● Selected text:

Life insurance is a contract between you and an insurance company. You agree to pay regular premiums to the company, and in return, the company agrees to pay a lump sum known as a death benefit to your beneficiaries after your death.

Your beneficiaries are the people or entities that you name in your policy to receive the death benefit. They can be your spouse, children, relatives, friends, charities, or anyone else you choose. Your beneficiaries can use the money for any purpose they choose, such as paying off debts, covering living expenses, funding education, donating to a cause, etc.

But why do you need life insurance? What are the benefits and advantages of having it? How can it help you and your loved ones in different situations and scenarios?

In this article, we will provide 7 reasons why life insurance matters and why you should get it.

Reason 1: To Protect Your Dependents

One of the most common and important reasons to get life insurance is to protect your dependents, such as your spouse, children, or other loved ones who rely on you financially.

If you die unexpectedly, your dependents may face financial hardship and emotional stress. They may struggle to pay for basic needs, such as food, clothing, shelter, utilities, transportation, etc. They may also have to deal with other expenses, such as debts, taxes, education costs, childcare costs, etc.

Life insurance can provide financial protection and peace of mind for your dependents by paying them a death benefit after your death. This money can help them cover their living expenses, pay off their debts, fund their education, maintain their lifestyle, and achieve their goals.

To determine how much coverage you need for your dependents, you can use various methods or rules of thumb. For example:

  • Multiply your income by 10 or 10 plus college costs per child: This method estimates how much income you would earn over your remaining working years and multiplies it by a factor that accounts for inflation and interest. For example, if you are 40 years old and earn $50,000 per year, and you plan to work until 65, you could multiply your annual income by 10 to get $500,000 as your coverage amount. If you have two children who will attend college, you could add another $100,000 per child to get $700,000 as your coverage amount. This is a simple and popular method, but it does not consider your specific expenses or goals.
  • Add up your debts and future expenses: This method calculates how much money you owe or anticipate owing for various financial obligations, such as mortgage, credit card debt, car loan, student loan, funeral costs, education costs, etc. For example, if you have $100,000 in debt, $200,000 in mortgage balance, and $100,000 in education costs for your children, you could add these amounts ($400,000) to get your coverage amount. This is a more detailed and customized method, but it may not account for future changes or contingencies.

● Data excerpts:
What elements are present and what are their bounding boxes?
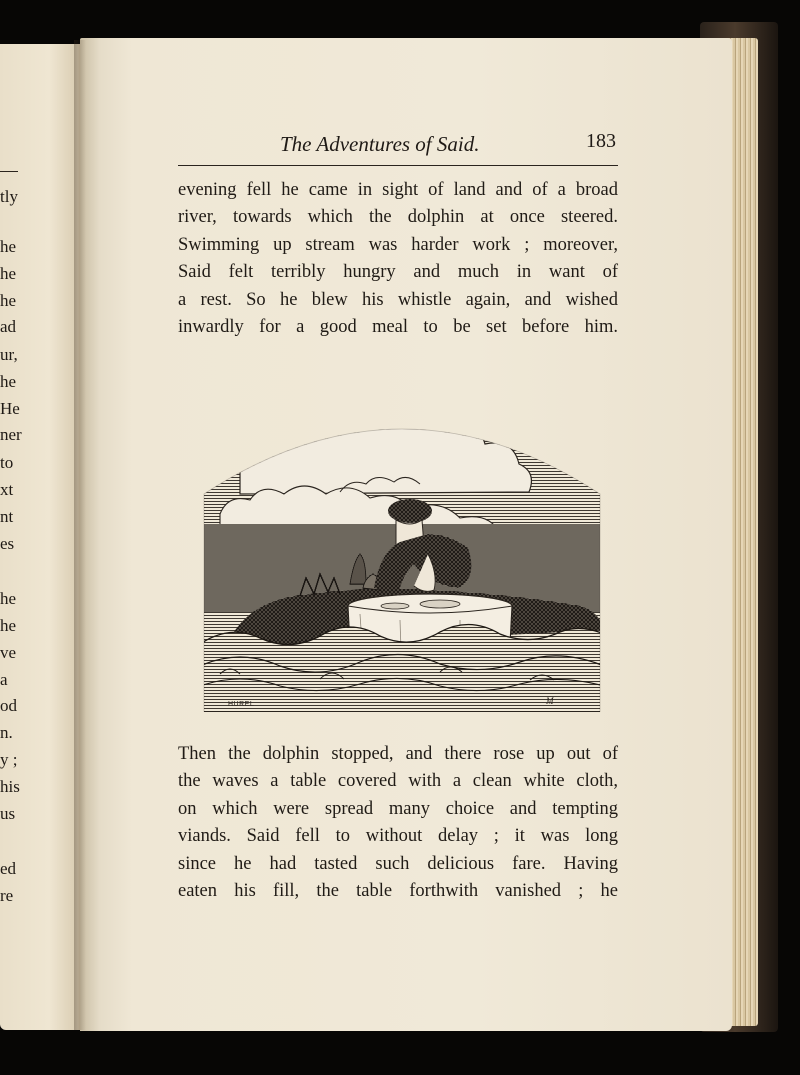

---

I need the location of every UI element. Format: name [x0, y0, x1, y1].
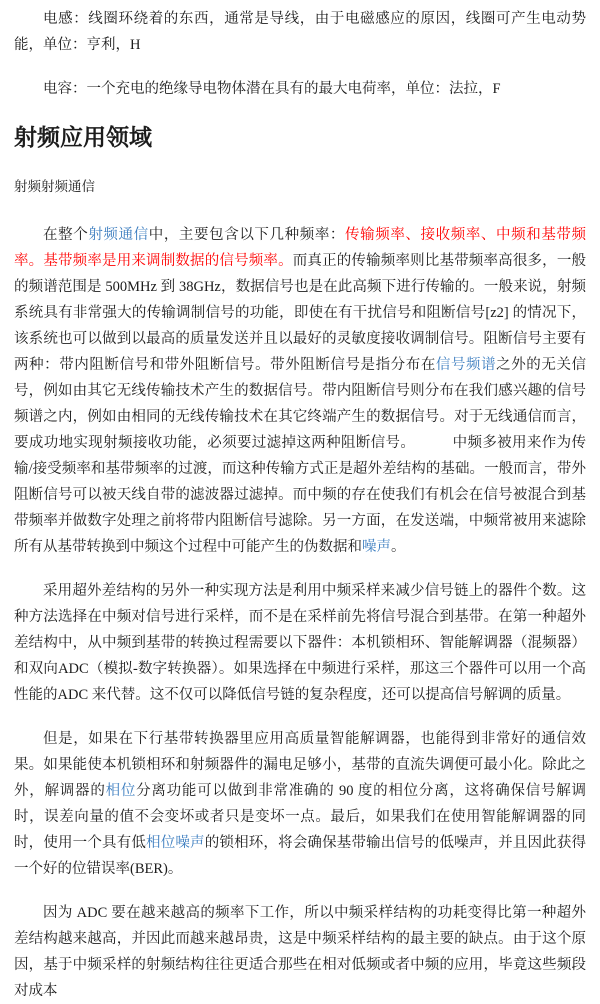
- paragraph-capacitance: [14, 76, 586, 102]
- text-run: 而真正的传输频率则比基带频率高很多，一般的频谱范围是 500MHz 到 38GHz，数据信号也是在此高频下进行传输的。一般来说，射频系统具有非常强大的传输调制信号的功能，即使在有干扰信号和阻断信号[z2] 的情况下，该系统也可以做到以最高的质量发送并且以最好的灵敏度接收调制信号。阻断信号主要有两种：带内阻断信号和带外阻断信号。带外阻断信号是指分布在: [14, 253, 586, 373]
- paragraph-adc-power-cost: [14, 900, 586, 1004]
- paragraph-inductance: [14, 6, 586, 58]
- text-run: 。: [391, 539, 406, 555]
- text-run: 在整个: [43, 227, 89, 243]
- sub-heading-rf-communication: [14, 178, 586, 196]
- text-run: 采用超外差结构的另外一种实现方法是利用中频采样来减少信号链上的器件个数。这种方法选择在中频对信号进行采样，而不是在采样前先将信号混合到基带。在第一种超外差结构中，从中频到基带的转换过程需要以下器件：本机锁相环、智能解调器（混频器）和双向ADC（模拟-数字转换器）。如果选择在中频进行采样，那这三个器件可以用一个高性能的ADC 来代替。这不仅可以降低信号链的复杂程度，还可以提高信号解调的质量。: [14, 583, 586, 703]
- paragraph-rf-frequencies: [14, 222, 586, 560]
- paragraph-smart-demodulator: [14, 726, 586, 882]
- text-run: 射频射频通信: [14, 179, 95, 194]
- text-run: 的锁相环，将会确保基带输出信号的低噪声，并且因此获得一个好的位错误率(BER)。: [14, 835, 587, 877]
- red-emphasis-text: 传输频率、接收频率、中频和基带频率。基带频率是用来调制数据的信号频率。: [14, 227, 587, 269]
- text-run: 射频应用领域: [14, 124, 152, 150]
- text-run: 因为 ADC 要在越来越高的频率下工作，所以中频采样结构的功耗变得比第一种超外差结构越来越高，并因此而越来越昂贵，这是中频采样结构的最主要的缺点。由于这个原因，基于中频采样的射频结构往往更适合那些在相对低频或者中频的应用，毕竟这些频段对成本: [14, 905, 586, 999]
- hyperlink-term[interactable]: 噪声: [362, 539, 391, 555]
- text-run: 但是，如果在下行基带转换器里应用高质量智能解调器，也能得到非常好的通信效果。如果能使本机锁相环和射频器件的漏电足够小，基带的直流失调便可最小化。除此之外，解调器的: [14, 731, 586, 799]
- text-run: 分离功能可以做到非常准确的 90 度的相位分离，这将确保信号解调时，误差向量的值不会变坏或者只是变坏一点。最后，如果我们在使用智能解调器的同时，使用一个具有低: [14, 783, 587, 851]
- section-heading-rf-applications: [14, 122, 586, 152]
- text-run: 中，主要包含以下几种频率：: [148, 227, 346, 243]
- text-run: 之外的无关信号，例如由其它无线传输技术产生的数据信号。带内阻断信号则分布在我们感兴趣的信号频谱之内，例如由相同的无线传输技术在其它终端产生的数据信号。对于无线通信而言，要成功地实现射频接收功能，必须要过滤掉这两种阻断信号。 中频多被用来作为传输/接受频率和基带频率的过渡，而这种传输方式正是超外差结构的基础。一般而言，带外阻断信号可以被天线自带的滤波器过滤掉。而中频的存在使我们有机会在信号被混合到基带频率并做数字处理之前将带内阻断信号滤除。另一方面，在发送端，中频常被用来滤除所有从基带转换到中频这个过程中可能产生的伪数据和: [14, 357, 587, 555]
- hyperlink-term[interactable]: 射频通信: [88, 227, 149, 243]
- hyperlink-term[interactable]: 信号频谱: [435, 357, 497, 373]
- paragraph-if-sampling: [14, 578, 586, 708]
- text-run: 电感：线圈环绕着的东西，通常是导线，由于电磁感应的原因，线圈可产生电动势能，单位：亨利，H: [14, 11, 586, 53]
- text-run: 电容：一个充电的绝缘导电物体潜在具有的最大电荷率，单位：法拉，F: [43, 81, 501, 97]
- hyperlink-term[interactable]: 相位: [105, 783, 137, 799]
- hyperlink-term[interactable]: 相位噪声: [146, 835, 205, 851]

● Required tasks:
**1.** In the life insurance text, what is the lump sum that the company pays to your beneficiaries after your death called?
**2.** Copy the stretch of the life insurance text from "In this article, we" through "on you financially.".
**3.** Condense the paragraph of the life insurance text that begins "Your beneficiaries are the people" into one or two shorter sentences that keep its main facts.

● Solutions to the tasks:
**1.** A death benefit.

**2.**
In this article, we will provide 7 reasons why life insurance matters and why you should get it.

Reason 1: To Protect Your Dependents

One of the most common and important reasons to get life insurance is to protect your dependents, such as your spouse, children, or other loved ones who rely on you financially.

**3.** Beneficiaries are the people or entities named in your policy to receive the death benefit. They can be a spouse, children, relatives, friends, charities or anyone else, and they may use the money for any purpose, such as debts, living expenses, education or donations.